• _Brief_
Copy the data below line for line, changing nothing.

• _Stored records_
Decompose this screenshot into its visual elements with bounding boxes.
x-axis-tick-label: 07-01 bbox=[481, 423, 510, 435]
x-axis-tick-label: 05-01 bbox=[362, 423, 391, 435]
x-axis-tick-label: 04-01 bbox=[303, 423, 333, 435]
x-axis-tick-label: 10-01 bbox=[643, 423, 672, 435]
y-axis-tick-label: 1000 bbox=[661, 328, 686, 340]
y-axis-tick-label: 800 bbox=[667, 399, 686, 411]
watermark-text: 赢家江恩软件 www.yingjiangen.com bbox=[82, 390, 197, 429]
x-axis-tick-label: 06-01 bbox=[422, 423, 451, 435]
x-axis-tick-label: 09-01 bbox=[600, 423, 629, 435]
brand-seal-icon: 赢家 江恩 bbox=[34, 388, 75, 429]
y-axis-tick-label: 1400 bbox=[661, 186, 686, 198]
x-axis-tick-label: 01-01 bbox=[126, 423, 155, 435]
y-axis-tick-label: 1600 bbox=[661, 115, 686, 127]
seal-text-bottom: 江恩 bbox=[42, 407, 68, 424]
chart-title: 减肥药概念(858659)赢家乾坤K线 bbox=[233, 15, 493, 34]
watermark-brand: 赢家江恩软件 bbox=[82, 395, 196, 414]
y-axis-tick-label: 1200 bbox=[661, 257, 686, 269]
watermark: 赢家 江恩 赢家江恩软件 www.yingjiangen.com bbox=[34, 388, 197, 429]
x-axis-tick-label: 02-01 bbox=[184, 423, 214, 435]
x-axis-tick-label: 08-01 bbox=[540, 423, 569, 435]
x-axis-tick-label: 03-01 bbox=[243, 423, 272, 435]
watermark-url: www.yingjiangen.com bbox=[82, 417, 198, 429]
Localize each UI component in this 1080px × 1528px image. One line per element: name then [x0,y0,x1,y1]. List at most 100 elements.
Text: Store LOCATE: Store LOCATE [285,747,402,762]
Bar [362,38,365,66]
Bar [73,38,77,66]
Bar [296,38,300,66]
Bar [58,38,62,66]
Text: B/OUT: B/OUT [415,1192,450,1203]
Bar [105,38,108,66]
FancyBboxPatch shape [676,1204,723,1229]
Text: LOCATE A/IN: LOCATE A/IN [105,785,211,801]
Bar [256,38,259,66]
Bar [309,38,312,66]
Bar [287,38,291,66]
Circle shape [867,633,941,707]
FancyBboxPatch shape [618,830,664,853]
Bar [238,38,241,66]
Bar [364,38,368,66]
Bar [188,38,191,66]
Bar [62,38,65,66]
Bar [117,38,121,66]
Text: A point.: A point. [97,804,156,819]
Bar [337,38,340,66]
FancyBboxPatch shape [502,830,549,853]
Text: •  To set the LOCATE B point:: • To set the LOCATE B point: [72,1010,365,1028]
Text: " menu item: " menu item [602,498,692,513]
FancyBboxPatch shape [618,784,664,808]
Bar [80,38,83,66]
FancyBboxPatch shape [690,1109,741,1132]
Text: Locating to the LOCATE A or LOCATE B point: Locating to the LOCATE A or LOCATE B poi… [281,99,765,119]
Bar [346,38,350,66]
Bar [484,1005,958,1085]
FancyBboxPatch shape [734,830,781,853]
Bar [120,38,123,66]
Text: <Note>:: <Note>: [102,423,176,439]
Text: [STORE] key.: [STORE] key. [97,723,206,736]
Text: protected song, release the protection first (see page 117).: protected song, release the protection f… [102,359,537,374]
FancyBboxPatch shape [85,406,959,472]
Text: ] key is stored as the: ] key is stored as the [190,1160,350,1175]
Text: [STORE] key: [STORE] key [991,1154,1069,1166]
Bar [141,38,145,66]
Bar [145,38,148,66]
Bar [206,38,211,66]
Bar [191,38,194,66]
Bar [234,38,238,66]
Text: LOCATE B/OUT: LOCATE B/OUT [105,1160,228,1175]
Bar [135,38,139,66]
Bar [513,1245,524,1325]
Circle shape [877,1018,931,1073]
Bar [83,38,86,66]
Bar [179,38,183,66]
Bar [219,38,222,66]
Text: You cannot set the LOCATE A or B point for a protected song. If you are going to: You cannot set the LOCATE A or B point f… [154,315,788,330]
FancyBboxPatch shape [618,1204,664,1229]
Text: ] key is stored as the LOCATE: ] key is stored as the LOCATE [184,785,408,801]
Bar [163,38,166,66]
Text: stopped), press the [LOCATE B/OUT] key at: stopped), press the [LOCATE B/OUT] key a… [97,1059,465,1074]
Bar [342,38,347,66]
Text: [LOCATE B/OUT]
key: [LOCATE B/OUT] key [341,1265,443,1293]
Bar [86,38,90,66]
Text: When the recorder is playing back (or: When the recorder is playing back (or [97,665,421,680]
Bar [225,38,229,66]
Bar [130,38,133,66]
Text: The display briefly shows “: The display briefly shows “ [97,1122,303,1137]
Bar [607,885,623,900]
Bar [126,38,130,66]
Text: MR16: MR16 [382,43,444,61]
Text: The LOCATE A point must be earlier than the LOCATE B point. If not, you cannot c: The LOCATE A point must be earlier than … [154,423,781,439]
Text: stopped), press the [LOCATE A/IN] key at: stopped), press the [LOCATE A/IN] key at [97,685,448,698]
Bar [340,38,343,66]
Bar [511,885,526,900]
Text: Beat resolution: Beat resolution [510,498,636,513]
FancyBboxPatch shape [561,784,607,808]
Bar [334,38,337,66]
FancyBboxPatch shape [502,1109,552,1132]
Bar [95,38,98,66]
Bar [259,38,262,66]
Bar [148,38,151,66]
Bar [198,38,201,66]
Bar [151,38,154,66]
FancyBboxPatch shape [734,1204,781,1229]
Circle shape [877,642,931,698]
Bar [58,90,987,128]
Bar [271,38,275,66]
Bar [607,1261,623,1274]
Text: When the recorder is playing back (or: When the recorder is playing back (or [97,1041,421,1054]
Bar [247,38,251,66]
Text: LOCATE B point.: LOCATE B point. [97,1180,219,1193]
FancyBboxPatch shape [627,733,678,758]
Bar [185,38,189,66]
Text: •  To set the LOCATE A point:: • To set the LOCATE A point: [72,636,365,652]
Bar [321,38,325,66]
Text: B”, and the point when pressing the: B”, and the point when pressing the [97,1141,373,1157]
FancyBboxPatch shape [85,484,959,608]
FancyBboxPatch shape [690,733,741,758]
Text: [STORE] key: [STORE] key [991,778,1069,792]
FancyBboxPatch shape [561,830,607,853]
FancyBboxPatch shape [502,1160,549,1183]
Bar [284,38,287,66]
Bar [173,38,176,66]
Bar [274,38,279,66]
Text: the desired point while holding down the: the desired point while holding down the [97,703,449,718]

• _Expected answer_
Decompose this screenshot into its visual elements with bounding boxes.
x-axis-tick-label: 07-01 bbox=[481, 423, 510, 435]
x-axis-tick-label: 05-01 bbox=[362, 423, 391, 435]
x-axis-tick-label: 04-01 bbox=[303, 423, 333, 435]
x-axis-tick-label: 10-01 bbox=[643, 423, 672, 435]
y-axis-tick-label: 1000 bbox=[661, 328, 686, 340]
y-axis-tick-label: 800 bbox=[667, 399, 686, 411]
watermark-text: 赢家江恩软件 www.yingjiangen.com bbox=[82, 390, 197, 429]
x-axis-tick-label: 06-01 bbox=[422, 423, 451, 435]
x-axis-tick-label: 09-01 bbox=[600, 423, 629, 435]
brand-seal-icon: 赢家 江恩 bbox=[34, 388, 75, 429]
y-axis-tick-label: 1400 bbox=[661, 186, 686, 198]
x-axis-tick-label: 01-01 bbox=[126, 423, 155, 435]
y-axis-tick-label: 1600 bbox=[661, 115, 686, 127]
seal-text-bottom: 江恩 bbox=[42, 407, 68, 424]
chart-title: 减肥药概念(858659)赢家乾坤K线 bbox=[233, 15, 493, 34]
watermark-brand: 赢家江恩软件 bbox=[82, 395, 196, 414]
y-axis-tick-label: 1200 bbox=[661, 257, 686, 269]
watermark: 赢家 江恩 赢家江恩软件 www.yingjiangen.com bbox=[34, 388, 197, 429]
x-axis-tick-label: 02-01 bbox=[184, 423, 214, 435]
x-axis-tick-label: 08-01 bbox=[540, 423, 569, 435]
x-axis-tick-label: 03-01 bbox=[243, 423, 272, 435]
watermark-url: www.yingjiangen.com bbox=[82, 417, 198, 429]
Localize each UI component in this 1080px × 1528px image. One line per element: name then [x0,y0,x1,y1]. List at most 100 elements.
Text: Store LOCATE: Store LOCATE [285,747,402,762]
Bar [362,38,365,66]
Bar [73,38,77,66]
Bar [296,38,300,66]
Bar [58,38,62,66]
Text: B/OUT: B/OUT [415,1192,450,1203]
Bar [105,38,108,66]
FancyBboxPatch shape [676,1204,723,1229]
Text: LOCATE A/IN: LOCATE A/IN [105,785,211,801]
Bar [256,38,259,66]
Bar [309,38,312,66]
Bar [287,38,291,66]
Circle shape [867,633,941,707]
FancyBboxPatch shape [618,830,664,853]
Bar [238,38,241,66]
Bar [364,38,368,66]
Bar [188,38,191,66]
Bar [62,38,65,66]
Bar [117,38,121,66]
Text: A point.: A point. [97,804,156,819]
Bar [337,38,340,66]
FancyBboxPatch shape [502,830,549,853]
Text: •  To set the LOCATE B point:: • To set the LOCATE B point: [72,1010,365,1028]
Text: " menu item: " menu item [602,498,692,513]
FancyBboxPatch shape [618,784,664,808]
Bar [80,38,83,66]
FancyBboxPatch shape [690,1109,741,1132]
Text: Locating to the LOCATE A or LOCATE B point: Locating to the LOCATE A or LOCATE B poi… [281,99,765,119]
Bar [346,38,350,66]
Bar [484,1005,958,1085]
FancyBboxPatch shape [734,830,781,853]
Bar [120,38,123,66]
Text: <Note>:: <Note>: [102,423,176,439]
Text: [STORE] key.: [STORE] key. [97,723,206,736]
Text: protected song, release the protection first (see page 117).: protected song, release the protection f… [102,359,537,374]
FancyBboxPatch shape [85,406,959,472]
Text: ] key is stored as the: ] key is stored as the [190,1160,350,1175]
Text: [STORE] key: [STORE] key [991,1154,1069,1166]
Bar [141,38,145,66]
Bar [145,38,148,66]
Bar [206,38,211,66]
Bar [191,38,194,66]
Bar [234,38,238,66]
Text: LOCATE B/OUT: LOCATE B/OUT [105,1160,228,1175]
Bar [135,38,139,66]
Bar [513,1245,524,1325]
Circle shape [877,1018,931,1073]
Bar [83,38,86,66]
Bar [179,38,183,66]
Bar [219,38,222,66]
Text: You cannot set the LOCATE A or B point for a protected song. If you are going to: You cannot set the LOCATE A or B point f… [154,315,788,330]
FancyBboxPatch shape [618,1204,664,1229]
Text: ] key is stored as the LOCATE: ] key is stored as the LOCATE [184,785,408,801]
Bar [163,38,166,66]
Text: stopped), press the [LOCATE B/OUT] key at: stopped), press the [LOCATE B/OUT] key a… [97,1059,465,1074]
Bar [342,38,347,66]
Text: [LOCATE B/OUT]
key: [LOCATE B/OUT] key [341,1265,443,1293]
Bar [86,38,90,66]
Text: When the recorder is playing back (or: When the recorder is playing back (or [97,665,421,680]
Bar [225,38,229,66]
Bar [130,38,133,66]
Text: The display briefly shows “: The display briefly shows “ [97,1122,303,1137]
Bar [607,885,623,900]
Bar [126,38,130,66]
Text: MR16: MR16 [382,43,444,61]
Text: The LOCATE A point must be earlier than the LOCATE B point. If not, you cannot c: The LOCATE A point must be earlier than … [154,423,781,439]
Text: stopped), press the [LOCATE A/IN] key at: stopped), press the [LOCATE A/IN] key at [97,685,448,698]
Bar [340,38,343,66]
Bar [511,885,526,900]
Text: Beat resolution: Beat resolution [510,498,636,513]
FancyBboxPatch shape [561,784,607,808]
Bar [334,38,337,66]
FancyBboxPatch shape [502,1109,552,1132]
Bar [95,38,98,66]
Bar [259,38,262,66]
Bar [148,38,151,66]
Bar [198,38,201,66]
Bar [151,38,154,66]
FancyBboxPatch shape [734,1204,781,1229]
Circle shape [877,642,931,698]
Bar [58,90,987,128]
Bar [271,38,275,66]
Bar [607,1261,623,1274]
Text: When the recorder is playing back (or: When the recorder is playing back (or [97,1041,421,1054]
Bar [247,38,251,66]
Text: LOCATE B point.: LOCATE B point. [97,1180,219,1193]
FancyBboxPatch shape [627,733,678,758]
Bar [185,38,189,66]
Text: •  To set the LOCATE A point:: • To set the LOCATE A point: [72,636,365,652]
Bar [321,38,325,66]
Text: B”, and the point when pressing the: B”, and the point when pressing the [97,1141,373,1157]
FancyBboxPatch shape [85,484,959,608]
FancyBboxPatch shape [690,733,741,758]
Text: [STORE] key: [STORE] key [991,778,1069,792]
FancyBboxPatch shape [561,830,607,853]
FancyBboxPatch shape [502,1160,549,1183]
Bar [284,38,287,66]
Bar [173,38,176,66]
Bar [274,38,279,66]
Text: the desired point while holding down the: the desired point while holding down the [97,703,449,718]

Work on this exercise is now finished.